→ **Written task**
Write out all the data again, exactly as it stands.

Dataset excerpt
>>>>>
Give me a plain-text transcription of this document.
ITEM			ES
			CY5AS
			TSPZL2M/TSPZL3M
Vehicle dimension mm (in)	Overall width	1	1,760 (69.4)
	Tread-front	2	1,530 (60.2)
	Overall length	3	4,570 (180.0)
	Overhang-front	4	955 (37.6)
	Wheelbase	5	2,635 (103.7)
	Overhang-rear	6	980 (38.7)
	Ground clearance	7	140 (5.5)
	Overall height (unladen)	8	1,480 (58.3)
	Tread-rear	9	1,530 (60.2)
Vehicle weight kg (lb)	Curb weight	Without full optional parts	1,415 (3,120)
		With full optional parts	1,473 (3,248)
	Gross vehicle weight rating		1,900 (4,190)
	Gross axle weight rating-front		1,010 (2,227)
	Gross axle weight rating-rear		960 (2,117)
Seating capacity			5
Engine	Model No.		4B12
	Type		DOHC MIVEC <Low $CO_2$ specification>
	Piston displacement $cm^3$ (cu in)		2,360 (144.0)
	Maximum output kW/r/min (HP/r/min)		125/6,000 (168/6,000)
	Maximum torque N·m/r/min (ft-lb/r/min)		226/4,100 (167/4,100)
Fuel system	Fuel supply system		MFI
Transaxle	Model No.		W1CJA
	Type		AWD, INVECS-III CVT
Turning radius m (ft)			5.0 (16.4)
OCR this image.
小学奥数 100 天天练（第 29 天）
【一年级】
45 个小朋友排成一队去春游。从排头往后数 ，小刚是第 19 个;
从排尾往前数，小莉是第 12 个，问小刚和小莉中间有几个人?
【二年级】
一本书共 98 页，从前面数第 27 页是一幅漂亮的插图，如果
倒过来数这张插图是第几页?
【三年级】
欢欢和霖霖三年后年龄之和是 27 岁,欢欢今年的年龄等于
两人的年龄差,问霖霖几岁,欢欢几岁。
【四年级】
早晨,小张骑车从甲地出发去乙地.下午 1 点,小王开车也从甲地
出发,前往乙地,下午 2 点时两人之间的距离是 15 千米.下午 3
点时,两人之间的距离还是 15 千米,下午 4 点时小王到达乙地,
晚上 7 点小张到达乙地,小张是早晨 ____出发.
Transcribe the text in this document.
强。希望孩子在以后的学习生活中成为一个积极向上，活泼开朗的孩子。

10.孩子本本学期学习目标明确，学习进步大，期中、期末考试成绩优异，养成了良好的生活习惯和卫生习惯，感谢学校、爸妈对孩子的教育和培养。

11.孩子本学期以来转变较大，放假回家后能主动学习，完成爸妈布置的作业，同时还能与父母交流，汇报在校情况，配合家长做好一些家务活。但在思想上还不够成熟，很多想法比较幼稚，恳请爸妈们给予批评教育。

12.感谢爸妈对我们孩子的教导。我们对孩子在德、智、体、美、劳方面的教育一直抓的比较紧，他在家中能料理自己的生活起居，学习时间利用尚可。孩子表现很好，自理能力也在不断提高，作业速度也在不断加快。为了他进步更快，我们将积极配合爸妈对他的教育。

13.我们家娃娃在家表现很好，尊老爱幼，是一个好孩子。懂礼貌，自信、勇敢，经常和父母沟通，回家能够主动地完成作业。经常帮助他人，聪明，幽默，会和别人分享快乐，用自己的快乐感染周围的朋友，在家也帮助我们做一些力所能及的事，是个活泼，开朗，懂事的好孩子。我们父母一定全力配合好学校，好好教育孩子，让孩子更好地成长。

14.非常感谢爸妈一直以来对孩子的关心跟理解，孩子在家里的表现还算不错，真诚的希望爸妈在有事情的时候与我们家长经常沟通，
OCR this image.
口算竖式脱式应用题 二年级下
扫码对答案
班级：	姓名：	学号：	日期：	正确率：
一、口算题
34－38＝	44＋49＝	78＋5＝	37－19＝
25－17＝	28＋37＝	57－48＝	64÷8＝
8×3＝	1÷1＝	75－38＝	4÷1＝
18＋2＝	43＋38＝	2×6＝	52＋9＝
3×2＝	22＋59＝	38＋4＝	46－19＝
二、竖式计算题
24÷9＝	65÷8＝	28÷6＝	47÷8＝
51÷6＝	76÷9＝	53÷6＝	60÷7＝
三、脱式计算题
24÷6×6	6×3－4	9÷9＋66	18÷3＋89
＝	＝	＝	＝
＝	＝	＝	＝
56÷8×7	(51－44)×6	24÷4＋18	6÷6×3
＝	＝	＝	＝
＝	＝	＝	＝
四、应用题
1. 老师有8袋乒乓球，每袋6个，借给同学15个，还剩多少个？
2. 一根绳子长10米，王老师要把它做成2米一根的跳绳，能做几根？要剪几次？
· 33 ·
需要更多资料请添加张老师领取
<<<<<
→ **Exercise answer**
Give me a plain-text transcription of this document.
ITEM			ES
			CY5AS
			TSPZL2M/TSPZL3M
Vehicle dimension mm (in)	Overall width	1	1,760 (69.4)
	Tread-front	2	1,530 (60.2)
	Overall length	3	4,570 (180.0)
	Overhang-front	4	955 (37.6)
	Wheelbase	5	2,635 (103.7)
	Overhang-rear	6	980 (38.7)
	Ground clearance	7	140 (5.5)
	Overall height (unladen)	8	1,480 (58.3)
	Tread-rear	9	1,530 (60.2)
Vehicle weight kg (lb)	Curb weight	Without full optional parts	1,415 (3,120)
		With full optional parts	1,473 (3,248)
	Gross vehicle weight rating		1,900 (4,190)
	Gross axle weight rating-front		1,010 (2,227)
	Gross axle weight rating-rear		960 (2,117)
Seating capacity			5
Engine	Model No.		4B12
	Type		DOHC MIVEC <Low $CO_2$ specification>
	Piston displacement $cm^3$ (cu in)		2,360 (144.0)
	Maximum output kW/r/min (HP/r/min)		125/6,000 (168/6,000)
	Maximum torque N·m/r/min (ft-lb/r/min)		226/4,100 (167/4,100)
Fuel system	Fuel supply system		MFI
Transaxle	Model No.		W1CJA
	Type		AWD, INVECS-III CVT
Turning radius m (ft)			5.0 (16.4)
OCR this image.
小学奥数 100 天天练（第 29 天）
【一年级】
45 个小朋友排成一队去春游。从排头往后数 ，小刚是第 19 个;
从排尾往前数，小莉是第 12 个，问小刚和小莉中间有几个人?
【二年级】
一本书共 98 页，从前面数第 27 页是一幅漂亮的插图，如果
倒过来数这张插图是第几页?
【三年级】
欢欢和霖霖三年后年龄之和是 27 岁,欢欢今年的年龄等于
两人的年龄差,问霖霖几岁,欢欢几岁。
【四年级】
早晨,小张骑车从甲地出发去乙地.下午 1 点,小王开车也从甲地
出发,前往乙地,下午 2 点时两人之间的距离是 15 千米.下午 3
点时,两人之间的距离还是 15 千米,下午 4 点时小王到达乙地,
晚上 7 点小张到达乙地,小张是早晨 ____出发.
Transcribe the text in this document.
强。希望孩子在以后的学习生活中成为一个积极向上，活泼开朗的孩子。

10.孩子本本学期学习目标明确，学习进步大，期中、期末考试成绩优异，养成了良好的生活习惯和卫生习惯，感谢学校、爸妈对孩子的教育和培养。

11.孩子本学期以来转变较大，放假回家后能主动学习，完成爸妈布置的作业，同时还能与父母交流，汇报在校情况，配合家长做好一些家务活。但在思想上还不够成熟，很多想法比较幼稚，恳请爸妈们给予批评教育。

12.感谢爸妈对我们孩子的教导。我们对孩子在德、智、体、美、劳方面的教育一直抓的比较紧，他在家中能料理自己的生活起居，学习时间利用尚可。孩子表现很好，自理能力也在不断提高，作业速度也在不断加快。为了他进步更快，我们将积极配合爸妈对他的教育。

13.我们家娃娃在家表现很好，尊老爱幼，是一个好孩子。懂礼貌，自信、勇敢，经常和父母沟通，回家能够主动地完成作业。经常帮助他人，聪明，幽默，会和别人分享快乐，用自己的快乐感染周围的朋友，在家也帮助我们做一些力所能及的事，是个活泼，开朗，懂事的好孩子。我们父母一定全力配合好学校，好好教育孩子，让孩子更好地成长。

14.非常感谢爸妈一直以来对孩子的关心跟理解，孩子在家里的表现还算不错，真诚的希望爸妈在有事情的时候与我们家长经常沟通，
OCR this image.
口算竖式脱式应用题 二年级下
扫码对答案
班级：	姓名：	学号：	日期：	正确率：
一、口算题
34－38＝	44＋49＝	78＋5＝	37－19＝
25－17＝	28＋37＝	57－48＝	64÷8＝
8×3＝	1÷1＝	75－38＝	4÷1＝
18＋2＝	43＋38＝	2×6＝	52＋9＝
3×2＝	22＋59＝	38＋4＝	46－19＝
二、竖式计算题
24÷9＝	65÷8＝	28÷6＝	47÷8＝
51÷6＝	76÷9＝	53÷6＝	60÷7＝
三、脱式计算题
24÷6×6	6×3－4	9÷9＋66	18÷3＋89
＝	＝	＝	＝
＝	＝	＝	＝
56÷8×7	(51－44)×6	24÷4＋18	6÷6×3
＝	＝	＝	＝
＝	＝	＝	＝
四、应用题
1. 老师有8袋乒乓球，每袋6个，借给同学15个，还剩多少个？
2. 一根绳子长10米，王老师要把它做成2米一根的跳绳，能做几根？要剪几次？
· 33 ·
需要更多资料请添加张老师领取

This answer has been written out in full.